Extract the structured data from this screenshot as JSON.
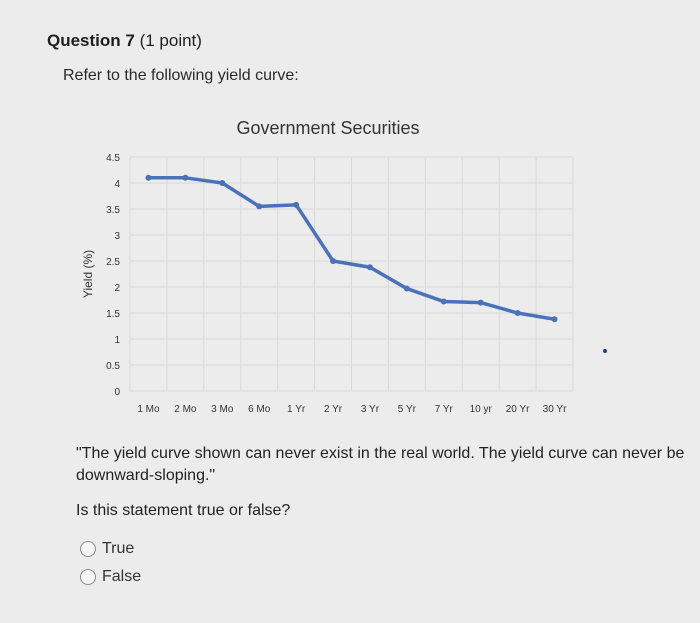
{
  "question": {
    "title_bold": "Question 7",
    "title_rest": " (1 point)",
    "prompt": "Refer to the following yield curve:",
    "statement": "\"The yield curve shown can never exist in the real world. The yield curve can never be downward-sloping.\"",
    "ask": "Is this statement true or false?",
    "options": [
      {
        "label": "True"
      },
      {
        "label": "False"
      }
    ]
  },
  "chart_data": {
    "type": "line",
    "title": "Government Securities",
    "ylabel": "Yield (%)",
    "xlabel": "",
    "categories": [
      "1 Mo",
      "2 Mo",
      "3 Mo",
      "6 Mo",
      "1 Yr",
      "2 Yr",
      "3 Yr",
      "5 Yr",
      "7 Yr",
      "10 yr",
      "20 Yr",
      "30 Yr"
    ],
    "series": [
      {
        "values": [
          4.1,
          4.1,
          4.0,
          3.55,
          3.58,
          2.5,
          2.38,
          1.97,
          1.72,
          1.7,
          1.5,
          1.38
        ]
      }
    ],
    "yticks": [
      "0",
      "0.5",
      "1",
      "1.5",
      "2",
      "2.5",
      "3",
      "3.5",
      "4",
      "4.5"
    ],
    "ylim": [
      0,
      4.5
    ],
    "grid": true,
    "colors": {
      "line": "#4a72b8",
      "grid": "#d9d9d9"
    }
  }
}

**********

Reproduce every record above exactly, omitting the pictures.

# Result below
Extract the structured data from this screenshot as JSON.
{
  "question": {
    "title_bold": "Question 7",
    "title_rest": " (1 point)",
    "prompt": "Refer to the following yield curve:",
    "statement": "\"The yield curve shown can never exist in the real world. The yield curve can never be downward-sloping.\"",
    "ask": "Is this statement true or false?",
    "options": [
      {
        "label": "True"
      },
      {
        "label": "False"
      }
    ]
  },
  "chart_data": {
    "type": "line",
    "title": "Government Securities",
    "ylabel": "Yield (%)",
    "xlabel": "",
    "categories": [
      "1 Mo",
      "2 Mo",
      "3 Mo",
      "6 Mo",
      "1 Yr",
      "2 Yr",
      "3 Yr",
      "5 Yr",
      "7 Yr",
      "10 yr",
      "20 Yr",
      "30 Yr"
    ],
    "series": [
      {
        "values": [
          4.1,
          4.1,
          4.0,
          3.55,
          3.58,
          2.5,
          2.38,
          1.97,
          1.72,
          1.7,
          1.5,
          1.38
        ]
      }
    ],
    "yticks": [
      "0",
      "0.5",
      "1",
      "1.5",
      "2",
      "2.5",
      "3",
      "3.5",
      "4",
      "4.5"
    ],
    "ylim": [
      0,
      4.5
    ],
    "grid": true,
    "colors": {
      "line": "#4a72b8",
      "grid": "#d9d9d9"
    }
  }
}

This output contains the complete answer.